--- Instructions to follow ---
Reproduce the listing below word for word, keeping every line in its original order.

--- Data shown ---

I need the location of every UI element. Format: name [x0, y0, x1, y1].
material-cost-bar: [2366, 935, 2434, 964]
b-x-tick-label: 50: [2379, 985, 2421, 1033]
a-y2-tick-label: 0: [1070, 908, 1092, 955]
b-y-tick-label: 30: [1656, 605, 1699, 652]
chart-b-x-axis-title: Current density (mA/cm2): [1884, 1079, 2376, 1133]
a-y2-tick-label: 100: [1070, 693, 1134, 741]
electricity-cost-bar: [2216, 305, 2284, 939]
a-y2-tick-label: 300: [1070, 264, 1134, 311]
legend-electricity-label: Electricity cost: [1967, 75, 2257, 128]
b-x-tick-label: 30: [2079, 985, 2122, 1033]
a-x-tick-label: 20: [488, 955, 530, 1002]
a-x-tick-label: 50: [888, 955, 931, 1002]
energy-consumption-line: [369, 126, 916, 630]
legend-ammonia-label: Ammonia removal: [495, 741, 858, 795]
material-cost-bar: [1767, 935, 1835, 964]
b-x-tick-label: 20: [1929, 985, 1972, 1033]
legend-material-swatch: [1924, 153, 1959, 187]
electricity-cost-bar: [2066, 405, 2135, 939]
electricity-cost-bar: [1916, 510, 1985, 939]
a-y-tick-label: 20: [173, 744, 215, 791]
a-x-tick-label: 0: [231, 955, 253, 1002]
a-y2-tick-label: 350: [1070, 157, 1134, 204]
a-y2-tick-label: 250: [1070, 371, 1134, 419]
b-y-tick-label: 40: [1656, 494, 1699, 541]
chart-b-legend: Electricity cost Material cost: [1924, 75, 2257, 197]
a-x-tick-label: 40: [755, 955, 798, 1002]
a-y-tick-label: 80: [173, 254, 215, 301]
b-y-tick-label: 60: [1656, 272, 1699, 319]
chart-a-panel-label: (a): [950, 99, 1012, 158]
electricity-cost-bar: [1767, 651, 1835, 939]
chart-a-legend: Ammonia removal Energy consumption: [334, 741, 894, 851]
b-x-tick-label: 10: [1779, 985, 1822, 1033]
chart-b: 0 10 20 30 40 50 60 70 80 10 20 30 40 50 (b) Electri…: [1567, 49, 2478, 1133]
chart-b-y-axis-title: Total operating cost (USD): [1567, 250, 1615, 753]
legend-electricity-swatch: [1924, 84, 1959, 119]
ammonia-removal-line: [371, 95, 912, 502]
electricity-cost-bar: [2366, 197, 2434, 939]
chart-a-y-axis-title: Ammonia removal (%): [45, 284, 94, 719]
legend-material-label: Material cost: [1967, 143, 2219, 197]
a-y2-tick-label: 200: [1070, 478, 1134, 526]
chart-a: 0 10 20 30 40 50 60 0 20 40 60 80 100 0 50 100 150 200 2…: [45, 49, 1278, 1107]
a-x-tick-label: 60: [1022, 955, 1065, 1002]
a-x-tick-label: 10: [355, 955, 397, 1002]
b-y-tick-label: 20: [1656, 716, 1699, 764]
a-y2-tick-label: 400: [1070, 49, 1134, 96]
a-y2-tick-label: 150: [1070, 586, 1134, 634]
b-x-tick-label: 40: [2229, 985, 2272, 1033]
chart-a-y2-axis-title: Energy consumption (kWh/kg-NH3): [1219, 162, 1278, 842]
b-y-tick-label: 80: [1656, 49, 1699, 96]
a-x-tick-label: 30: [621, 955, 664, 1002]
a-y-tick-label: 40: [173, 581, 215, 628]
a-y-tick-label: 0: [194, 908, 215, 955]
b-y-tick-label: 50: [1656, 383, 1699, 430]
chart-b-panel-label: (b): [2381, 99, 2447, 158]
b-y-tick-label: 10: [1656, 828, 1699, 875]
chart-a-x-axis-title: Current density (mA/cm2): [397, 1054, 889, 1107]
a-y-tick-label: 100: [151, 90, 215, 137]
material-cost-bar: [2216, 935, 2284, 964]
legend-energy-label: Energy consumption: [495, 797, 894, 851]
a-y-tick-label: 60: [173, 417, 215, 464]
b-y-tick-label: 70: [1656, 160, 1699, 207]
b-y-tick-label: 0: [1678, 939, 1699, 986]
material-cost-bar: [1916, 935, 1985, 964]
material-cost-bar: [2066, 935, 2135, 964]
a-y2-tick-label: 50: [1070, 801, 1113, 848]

--- Full output ---
I need the location of every UI element. Format: name [x0, y0, x1, y1].
material-cost-bar: [2366, 935, 2434, 964]
b-x-tick-label: 50: [2379, 985, 2421, 1033]
a-y2-tick-label: 0: [1070, 908, 1092, 955]
b-y-tick-label: 30: [1656, 605, 1699, 652]
chart-b-x-axis-title: Current density (mA/cm2): [1884, 1079, 2376, 1133]
a-y2-tick-label: 100: [1070, 693, 1134, 741]
electricity-cost-bar: [2216, 305, 2284, 939]
a-y2-tick-label: 300: [1070, 264, 1134, 311]
legend-electricity-label: Electricity cost: [1967, 75, 2257, 128]
b-x-tick-label: 30: [2079, 985, 2122, 1033]
a-x-tick-label: 20: [488, 955, 530, 1002]
a-x-tick-label: 50: [888, 955, 931, 1002]
energy-consumption-line: [369, 126, 916, 630]
legend-ammonia-label: Ammonia removal: [495, 741, 858, 795]
material-cost-bar: [1767, 935, 1835, 964]
b-x-tick-label: 20: [1929, 985, 1972, 1033]
legend-material-swatch: [1924, 153, 1959, 187]
electricity-cost-bar: [2066, 405, 2135, 939]
electricity-cost-bar: [1916, 510, 1985, 939]
a-y-tick-label: 20: [173, 744, 215, 791]
a-x-tick-label: 0: [231, 955, 253, 1002]
a-y2-tick-label: 350: [1070, 157, 1134, 204]
a-y2-tick-label: 250: [1070, 371, 1134, 419]
b-y-tick-label: 40: [1656, 494, 1699, 541]
chart-b-legend: Electricity cost Material cost: [1924, 75, 2257, 197]
a-x-tick-label: 40: [755, 955, 798, 1002]
a-y-tick-label: 80: [173, 254, 215, 301]
b-y-tick-label: 60: [1656, 272, 1699, 319]
chart-a-panel-label: (a): [950, 99, 1012, 158]
electricity-cost-bar: [1767, 651, 1835, 939]
chart-a-legend: Ammonia removal Energy consumption: [334, 741, 894, 851]
b-x-tick-label: 10: [1779, 985, 1822, 1033]
chart-b: 0 10 20 30 40 50 60 70 80 10 20 30 40 50 (b) Electri…: [1567, 49, 2478, 1133]
chart-b-y-axis-title: Total operating cost (USD): [1567, 250, 1615, 753]
legend-electricity-swatch: [1924, 84, 1959, 119]
ammonia-removal-line: [371, 95, 912, 502]
electricity-cost-bar: [2366, 197, 2434, 939]
chart-a-y-axis-title: Ammonia removal (%): [45, 284, 94, 719]
legend-material-label: Material cost: [1967, 143, 2219, 197]
a-y2-tick-label: 200: [1070, 478, 1134, 526]
chart-a: 0 10 20 30 40 50 60 0 20 40 60 80 100 0 50 100 150 200 2…: [45, 49, 1278, 1107]
a-x-tick-label: 60: [1022, 955, 1065, 1002]
a-x-tick-label: 10: [355, 955, 397, 1002]
b-y-tick-label: 20: [1656, 716, 1699, 764]
a-y2-tick-label: 400: [1070, 49, 1134, 96]
a-y2-tick-label: 150: [1070, 586, 1134, 634]
b-x-tick-label: 40: [2229, 985, 2272, 1033]
chart-a-y2-axis-title: Energy consumption (kWh/kg-NH3): [1219, 162, 1278, 842]
b-y-tick-label: 80: [1656, 49, 1699, 96]
a-x-tick-label: 30: [621, 955, 664, 1002]
a-y-tick-label: 40: [173, 581, 215, 628]
a-y-tick-label: 0: [194, 908, 215, 955]
b-y-tick-label: 50: [1656, 383, 1699, 430]
chart-b-panel-label: (b): [2381, 99, 2447, 158]
b-y-tick-label: 10: [1656, 828, 1699, 875]
chart-a-x-axis-title: Current density (mA/cm2): [397, 1054, 889, 1107]
a-y-tick-label: 100: [151, 90, 215, 137]
material-cost-bar: [2216, 935, 2284, 964]
legend-energy-label: Energy consumption: [495, 797, 894, 851]
a-y-tick-label: 60: [173, 417, 215, 464]
b-y-tick-label: 70: [1656, 160, 1699, 207]
b-y-tick-label: 0: [1678, 939, 1699, 986]
material-cost-bar: [1916, 935, 1985, 964]
material-cost-bar: [2066, 935, 2135, 964]
a-y2-tick-label: 50: [1070, 801, 1113, 848]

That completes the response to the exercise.